**TEXTE DE LA PAGE:**
--------------------
Les incursions des Suisses sur le pays de Vaud, héritage de Jacques de Romont, de la maison de Savoie, et lieutenant général des armées bourguignonnes, servirent de prétexte. Dès le mois de février 1476, le duc Charles entre en campagne et vient, assisté de nombreuses troupes italiennes, reprendre le château de Granson; mais, trois jours après, les milices suisses, doublées d'une formidable artillerie, font essuyer à l'ennemi une sanglante défaite, à cause d'une situation défavorable et du manque de cohésion de ses troupes. Vaincu, le duc ne perd pas courage; il va établir son camp près de Lausanne, rallie les soldats débandés, fait venir de l'argent des Pays-Bas et un renfort considérable d'artillerie, et publie, le 12 mai 1476, une nouvelle ordonnance que l'on considère, à juste titre, comme un véritable traité d'organisation militaire. Le 9 juin, il va s'établir devant Morat, position bien défendue par les Suisses, dont il importait de les déloger. Malgré les bonnes dispositions prises, l'irrésistible élan des montagnards triompha une seconde fois des armées bourguignonnes, qui laissaient l'artillerie et les convois aux mains de l'ennemi et dix mille hommes sur le champ de bataille.
--------------------
**DONNÉES ENREGISTRÉES:**
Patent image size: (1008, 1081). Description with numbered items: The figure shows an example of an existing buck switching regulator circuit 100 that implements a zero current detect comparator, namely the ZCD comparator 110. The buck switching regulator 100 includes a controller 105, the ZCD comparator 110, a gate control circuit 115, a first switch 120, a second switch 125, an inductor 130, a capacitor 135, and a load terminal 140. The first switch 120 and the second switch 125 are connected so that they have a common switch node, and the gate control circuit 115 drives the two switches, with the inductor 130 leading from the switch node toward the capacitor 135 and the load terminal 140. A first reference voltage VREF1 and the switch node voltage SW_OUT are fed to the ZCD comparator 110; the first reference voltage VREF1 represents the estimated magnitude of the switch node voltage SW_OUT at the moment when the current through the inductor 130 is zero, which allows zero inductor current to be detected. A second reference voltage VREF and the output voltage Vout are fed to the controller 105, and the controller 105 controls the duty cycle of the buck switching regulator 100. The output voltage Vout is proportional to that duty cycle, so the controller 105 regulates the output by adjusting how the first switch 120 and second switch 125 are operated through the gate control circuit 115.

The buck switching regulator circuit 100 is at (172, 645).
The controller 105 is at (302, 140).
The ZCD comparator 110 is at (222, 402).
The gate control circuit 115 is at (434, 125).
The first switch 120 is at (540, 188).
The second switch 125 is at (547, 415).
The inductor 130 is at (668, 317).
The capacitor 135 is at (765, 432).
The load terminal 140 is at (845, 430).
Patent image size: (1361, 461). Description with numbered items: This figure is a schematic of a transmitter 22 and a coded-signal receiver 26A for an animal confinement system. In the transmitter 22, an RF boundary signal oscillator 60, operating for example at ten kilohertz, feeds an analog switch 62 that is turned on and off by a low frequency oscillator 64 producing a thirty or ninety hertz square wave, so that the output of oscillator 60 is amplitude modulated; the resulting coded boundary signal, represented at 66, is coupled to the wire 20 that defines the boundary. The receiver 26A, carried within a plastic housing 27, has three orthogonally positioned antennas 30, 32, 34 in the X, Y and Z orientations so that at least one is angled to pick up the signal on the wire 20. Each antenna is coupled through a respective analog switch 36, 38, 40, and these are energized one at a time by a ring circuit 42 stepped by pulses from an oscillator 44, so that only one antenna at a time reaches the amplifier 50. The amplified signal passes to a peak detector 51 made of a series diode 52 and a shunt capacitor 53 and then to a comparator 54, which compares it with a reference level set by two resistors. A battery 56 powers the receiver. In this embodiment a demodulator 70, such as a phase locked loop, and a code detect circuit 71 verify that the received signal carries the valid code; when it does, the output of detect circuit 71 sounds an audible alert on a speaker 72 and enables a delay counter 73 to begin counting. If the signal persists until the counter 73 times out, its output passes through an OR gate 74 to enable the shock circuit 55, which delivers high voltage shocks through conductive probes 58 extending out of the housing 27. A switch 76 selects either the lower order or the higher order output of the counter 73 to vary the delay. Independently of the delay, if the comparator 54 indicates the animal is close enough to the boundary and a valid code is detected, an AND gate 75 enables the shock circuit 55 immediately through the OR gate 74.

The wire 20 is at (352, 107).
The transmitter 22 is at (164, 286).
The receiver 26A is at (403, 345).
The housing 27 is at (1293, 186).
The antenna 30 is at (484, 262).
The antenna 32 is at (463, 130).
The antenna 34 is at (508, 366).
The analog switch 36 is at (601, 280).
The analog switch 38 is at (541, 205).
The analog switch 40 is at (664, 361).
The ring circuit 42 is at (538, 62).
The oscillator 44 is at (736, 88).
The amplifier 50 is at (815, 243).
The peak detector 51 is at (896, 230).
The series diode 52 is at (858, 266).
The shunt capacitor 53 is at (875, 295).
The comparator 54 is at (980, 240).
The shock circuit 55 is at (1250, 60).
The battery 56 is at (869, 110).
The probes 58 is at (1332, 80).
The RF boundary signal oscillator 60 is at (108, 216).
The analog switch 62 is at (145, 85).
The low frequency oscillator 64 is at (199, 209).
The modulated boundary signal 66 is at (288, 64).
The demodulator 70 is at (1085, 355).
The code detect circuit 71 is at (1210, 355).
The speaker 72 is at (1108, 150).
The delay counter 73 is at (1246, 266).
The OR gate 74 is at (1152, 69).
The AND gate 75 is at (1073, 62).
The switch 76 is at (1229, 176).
--------------------
**TRAVAIL DEMANDÉ:**
• A. Traduisez en anglais cette phrase du texte de la page : « Malgré les bonnes dispositions prises, l'irrésistible élan des montagnards triompha une seconde fois des armées bourguignonnes, qui laissaient l'artillerie et les convois aux mains de l'ennemi et dix mille hommes sur le champ de bataille. »
• B. Répondez, s'il vous plaît, à ces questions d'après le texte de la page :
(i) En quel mois de 1476 le duc Charles entre-t-il en campagne ?
(ii) À quelle date publie-t-il une nouvelle ordonnance ?
(iii) Combien d'hommes les armées bourguignonnes laissent-elles sur le champ de bataille de Morat ?
Pour répondre, appuyez-vous uniquement sur le texte de la page, pas sur la liste.

**CORRIGÉ:**
• A. Despite the sound arrangements that had been made, the irresistible momentum of the mountain men triumphed a second time over the Burgundian armies, which left the artillery and the convoys in the enemy's hands and ten thousand men on the battlefield.

• B.
(i) En février.
(ii) Le 12 mai 1476.
(iii) Dix mille hommes.